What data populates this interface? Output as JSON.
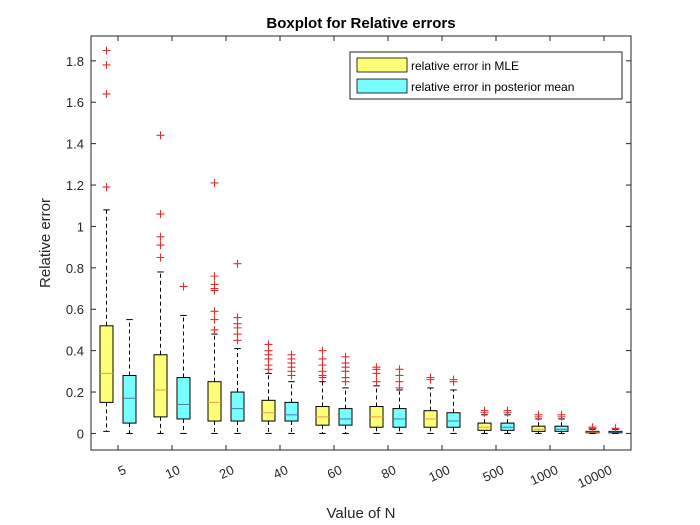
{
  "chart_data": {
    "type": "boxplot",
    "title": "Boxplot for Relative errors",
    "xlabel": "Value of N",
    "ylabel": "Relative error",
    "ylim": [
      -0.08,
      1.92
    ],
    "yticks": [
      0,
      0.2,
      0.4,
      0.6,
      0.8,
      1,
      1.2,
      1.4,
      1.6,
      1.8
    ],
    "ytick_labels": [
      "0",
      "0.2",
      "0.4",
      "0.6",
      "0.8",
      "1",
      "1.2",
      "1.4",
      "1.6",
      "1.8"
    ],
    "categories": [
      "5",
      "10",
      "20",
      "40",
      "60",
      "80",
      "100",
      "500",
      "1000",
      "10000"
    ],
    "legend_position": "top-right",
    "grid": false,
    "series": [
      {
        "name": "relative error in MLE",
        "color": "#ffff77",
        "median_color": "#e8a050",
        "boxes": [
          {
            "whisker_low": 0.01,
            "q1": 0.15,
            "median": 0.29,
            "q3": 0.52,
            "whisker_high": 1.08,
            "outliers": [
              1.19,
              1.64,
              1.78,
              1.85
            ]
          },
          {
            "whisker_low": 0.0,
            "q1": 0.08,
            "median": 0.21,
            "q3": 0.38,
            "whisker_high": 0.78,
            "outliers": [
              0.85,
              0.91,
              0.95,
              1.06,
              1.44
            ]
          },
          {
            "whisker_low": 0.0,
            "q1": 0.06,
            "median": 0.15,
            "q3": 0.25,
            "whisker_high": 0.48,
            "outliers": [
              0.5,
              0.55,
              0.59,
              0.69,
              0.7,
              0.72,
              0.76,
              1.21
            ]
          },
          {
            "whisker_low": 0.0,
            "q1": 0.06,
            "median": 0.1,
            "q3": 0.16,
            "whisker_high": 0.29,
            "outliers": [
              0.31,
              0.33,
              0.36,
              0.38,
              0.4,
              0.43
            ]
          },
          {
            "whisker_low": 0.0,
            "q1": 0.04,
            "median": 0.08,
            "q3": 0.13,
            "whisker_high": 0.25,
            "outliers": [
              0.27,
              0.28,
              0.3,
              0.33,
              0.36,
              0.4
            ]
          },
          {
            "whisker_low": 0.0,
            "q1": 0.03,
            "median": 0.08,
            "q3": 0.13,
            "whisker_high": 0.23,
            "outliers": [
              0.25,
              0.29,
              0.31,
              0.32
            ]
          },
          {
            "whisker_low": 0.0,
            "q1": 0.03,
            "median": 0.07,
            "q3": 0.11,
            "whisker_high": 0.22,
            "outliers": [
              0.26,
              0.27
            ]
          },
          {
            "whisker_low": 0.0,
            "q1": 0.015,
            "median": 0.03,
            "q3": 0.05,
            "whisker_high": 0.09,
            "outliers": [
              0.1,
              0.11
            ]
          },
          {
            "whisker_low": 0.0,
            "q1": 0.01,
            "median": 0.02,
            "q3": 0.035,
            "whisker_high": 0.07,
            "outliers": [
              0.08,
              0.09
            ]
          },
          {
            "whisker_low": 0.0,
            "q1": 0.003,
            "median": 0.006,
            "q3": 0.01,
            "whisker_high": 0.02,
            "outliers": [
              0.025,
              0.03
            ]
          }
        ]
      },
      {
        "name": "relative error in posterior mean",
        "color": "#77ffff",
        "median_color": "#4a7ab5",
        "boxes": [
          {
            "whisker_low": 0.0,
            "q1": 0.05,
            "median": 0.17,
            "q3": 0.28,
            "whisker_high": 0.55,
            "outliers": []
          },
          {
            "whisker_low": 0.0,
            "q1": 0.07,
            "median": 0.14,
            "q3": 0.27,
            "whisker_high": 0.57,
            "outliers": [
              0.71
            ]
          },
          {
            "whisker_low": 0.0,
            "q1": 0.06,
            "median": 0.12,
            "q3": 0.2,
            "whisker_high": 0.41,
            "outliers": [
              0.45,
              0.48,
              0.51,
              0.53,
              0.56,
              0.82
            ]
          },
          {
            "whisker_low": 0.0,
            "q1": 0.06,
            "median": 0.09,
            "q3": 0.15,
            "whisker_high": 0.25,
            "outliers": [
              0.28,
              0.3,
              0.32,
              0.34,
              0.36,
              0.38
            ]
          },
          {
            "whisker_low": 0.0,
            "q1": 0.04,
            "median": 0.07,
            "q3": 0.12,
            "whisker_high": 0.22,
            "outliers": [
              0.25,
              0.27,
              0.3,
              0.32,
              0.34,
              0.37
            ]
          },
          {
            "whisker_low": 0.0,
            "q1": 0.03,
            "median": 0.07,
            "q3": 0.12,
            "whisker_high": 0.21,
            "outliers": [
              0.22,
              0.25,
              0.28,
              0.31
            ]
          },
          {
            "whisker_low": 0.0,
            "q1": 0.03,
            "median": 0.06,
            "q3": 0.1,
            "whisker_high": 0.21,
            "outliers": [
              0.25,
              0.26
            ]
          },
          {
            "whisker_low": 0.0,
            "q1": 0.015,
            "median": 0.03,
            "q3": 0.05,
            "whisker_high": 0.09,
            "outliers": [
              0.1,
              0.11
            ]
          },
          {
            "whisker_low": 0.0,
            "q1": 0.01,
            "median": 0.02,
            "q3": 0.035,
            "whisker_high": 0.07,
            "outliers": [
              0.08,
              0.09
            ]
          },
          {
            "whisker_low": 0.0,
            "q1": 0.003,
            "median": 0.006,
            "q3": 0.01,
            "whisker_high": 0.02,
            "outliers": [
              0.025
            ]
          }
        ]
      }
    ]
  }
}
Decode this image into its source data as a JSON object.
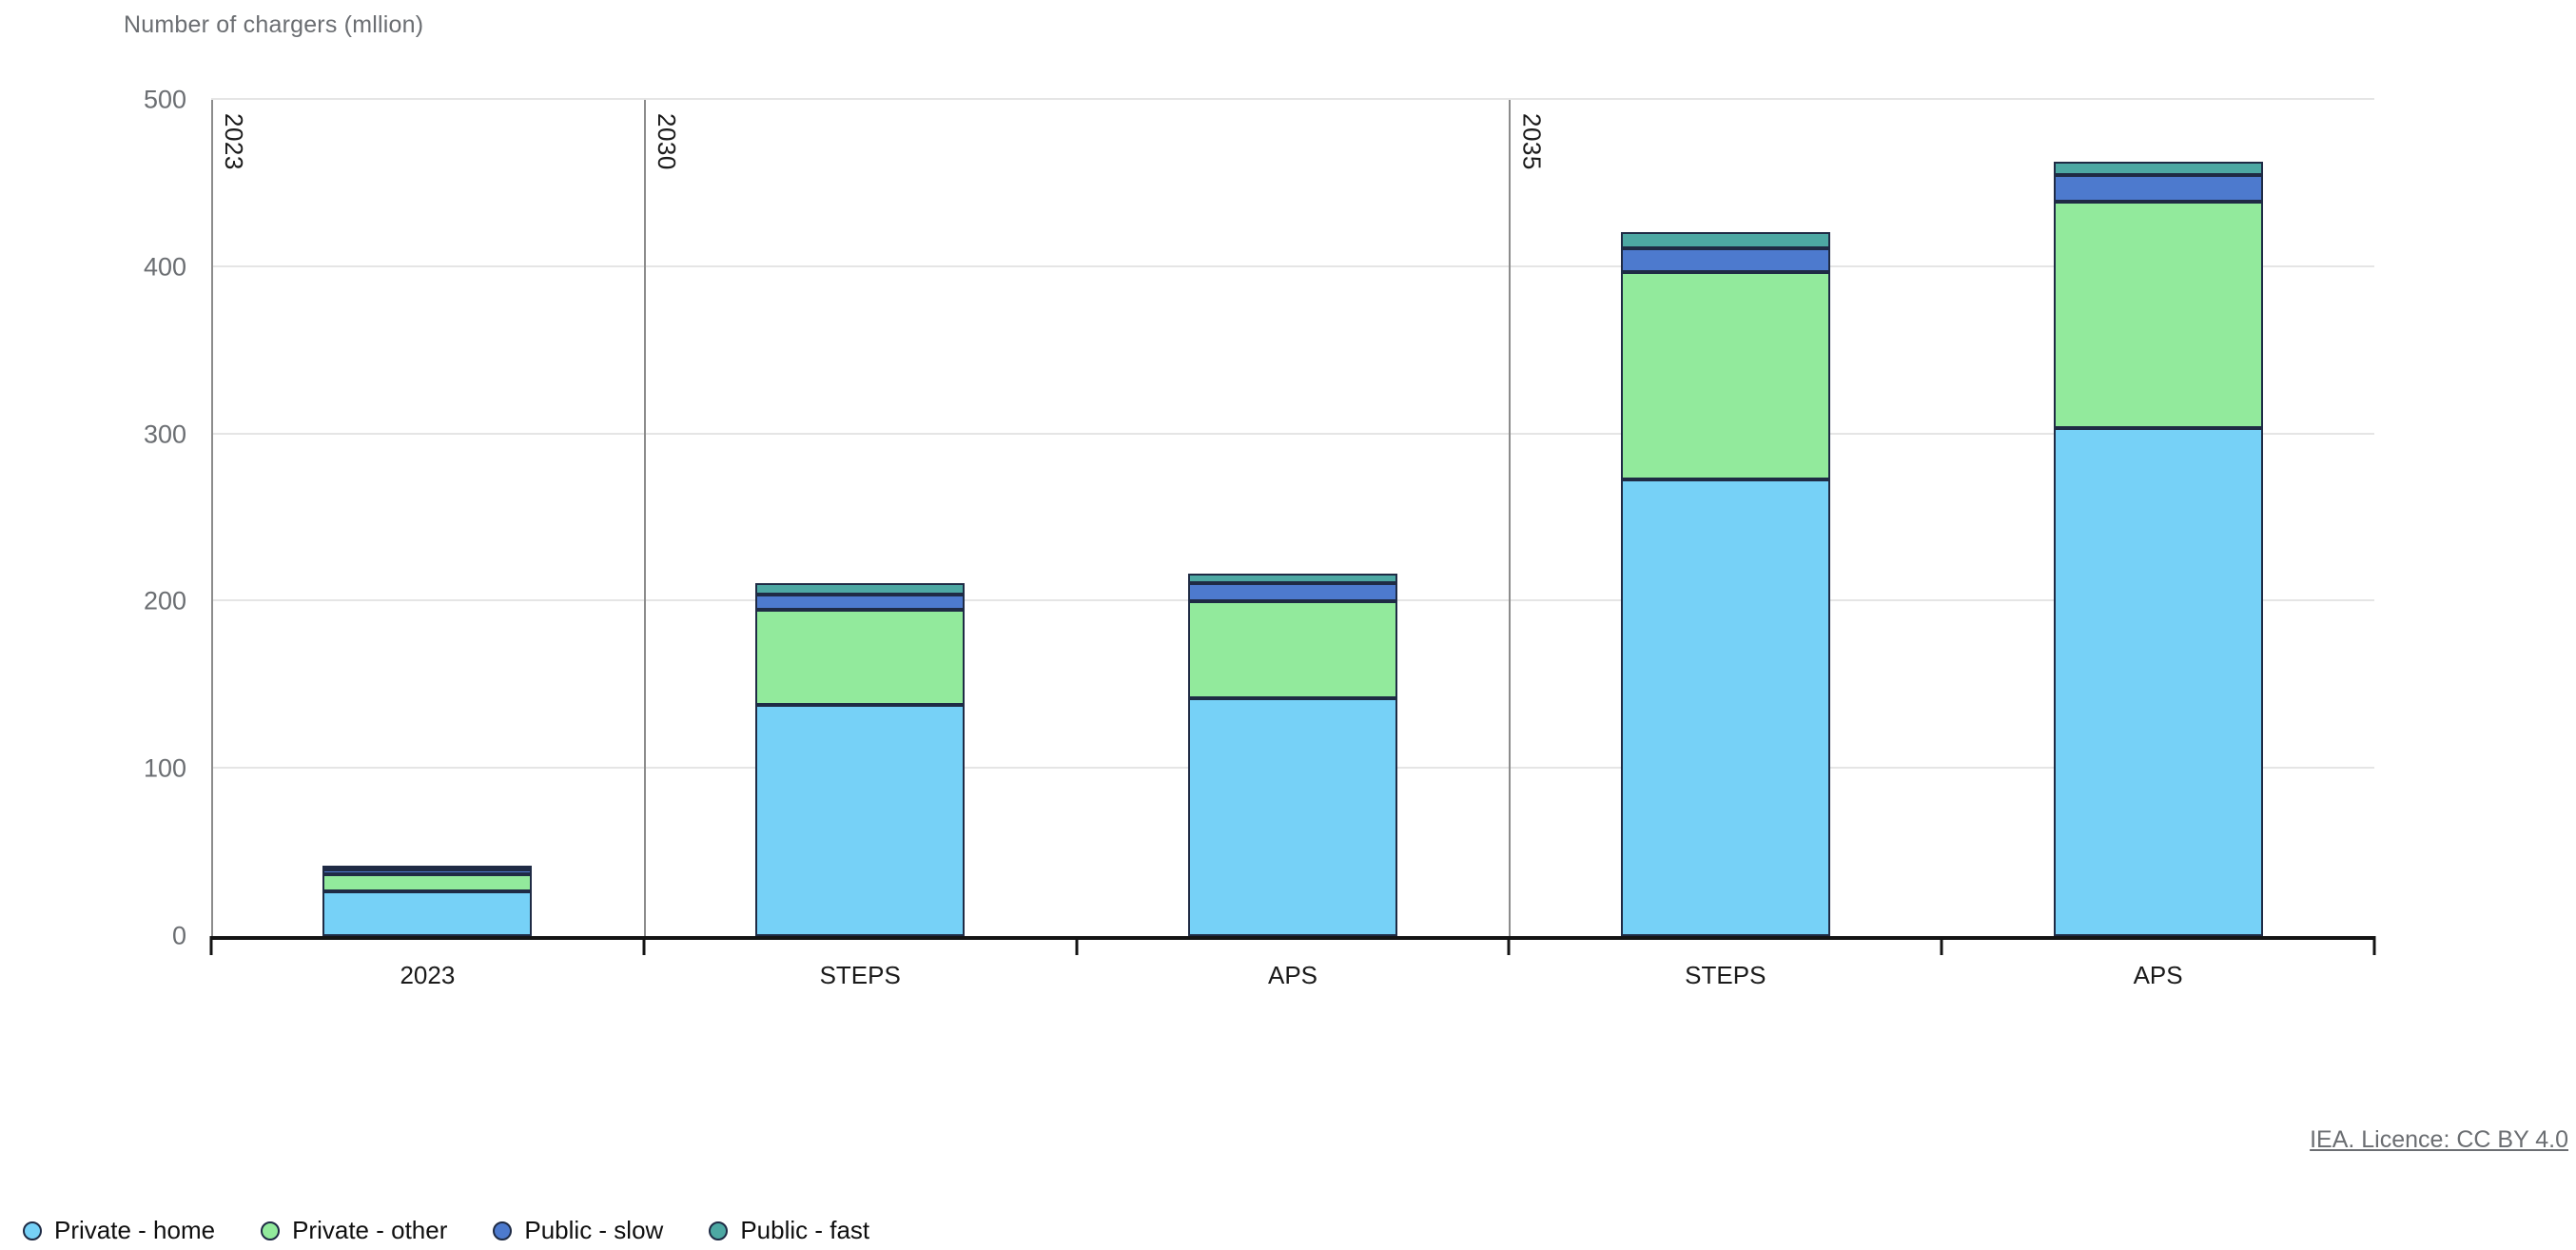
{
  "chart": {
    "title": "Number of chargers (mllion)",
    "licence_text": "IEA. Licence: CC BY 4.0"
  },
  "chart_data": {
    "type": "bar",
    "stacked": true,
    "title": "Number of chargers (mllion)",
    "ylabel": "Number of chargers (mllion)",
    "ylim": [
      0,
      500
    ],
    "yticks": [
      0,
      100,
      200,
      300,
      400,
      500
    ],
    "grid": "horizontal-light",
    "legend_position": "bottom-left",
    "groups": [
      {
        "label": "2023",
        "span": 1
      },
      {
        "label": "2030",
        "span": 2
      },
      {
        "label": "2035",
        "span": 2
      }
    ],
    "categories": [
      "2023",
      "STEPS",
      "APS",
      "STEPS",
      "APS"
    ],
    "series": [
      {
        "name": "Private - home",
        "color": "#76D1F7",
        "values": [
          27,
          138,
          142,
          273,
          304
        ]
      },
      {
        "name": "Private - other",
        "color": "#92EA9C",
        "values": [
          10,
          57,
          58,
          124,
          135
        ]
      },
      {
        "name": "Public - slow",
        "color": "#4D7ACE",
        "values": [
          3,
          9,
          11,
          14,
          16
        ]
      },
      {
        "name": "Public - fast",
        "color": "#4DA8A3",
        "values": [
          1.5,
          7,
          6,
          10,
          8
        ]
      }
    ]
  },
  "colors": {
    "segment_border": "#1F2B45",
    "axis": "#141414",
    "gridline": "#E5E5E5",
    "divider": "#8C8C8C",
    "muted_text": "#6B6E72",
    "label_text": "#1A1A1A"
  }
}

• • • •

Your objective >> Quote precisely the lines of the data from the line containing "Decode this image" through its final line, both included, excluding pictures.

Solution below >>
Decode this image into its source data as a JSON object.
{
  "chart": {
    "title": "Number of chargers (mllion)",
    "licence_text": "IEA. Licence: CC BY 4.0"
  },
  "chart_data": {
    "type": "bar",
    "stacked": true,
    "title": "Number of chargers (mllion)",
    "ylabel": "Number of chargers (mllion)",
    "ylim": [
      0,
      500
    ],
    "yticks": [
      0,
      100,
      200,
      300,
      400,
      500
    ],
    "grid": "horizontal-light",
    "legend_position": "bottom-left",
    "groups": [
      {
        "label": "2023",
        "span": 1
      },
      {
        "label": "2030",
        "span": 2
      },
      {
        "label": "2035",
        "span": 2
      }
    ],
    "categories": [
      "2023",
      "STEPS",
      "APS",
      "STEPS",
      "APS"
    ],
    "series": [
      {
        "name": "Private - home",
        "color": "#76D1F7",
        "values": [
          27,
          138,
          142,
          273,
          304
        ]
      },
      {
        "name": "Private - other",
        "color": "#92EA9C",
        "values": [
          10,
          57,
          58,
          124,
          135
        ]
      },
      {
        "name": "Public - slow",
        "color": "#4D7ACE",
        "values": [
          3,
          9,
          11,
          14,
          16
        ]
      },
      {
        "name": "Public - fast",
        "color": "#4DA8A3",
        "values": [
          1.5,
          7,
          6,
          10,
          8
        ]
      }
    ]
  },
  "colors": {
    "segment_border": "#1F2B45",
    "axis": "#141414",
    "gridline": "#E5E5E5",
    "divider": "#8C8C8C",
    "muted_text": "#6B6E72",
    "label_text": "#1A1A1A"
  }
}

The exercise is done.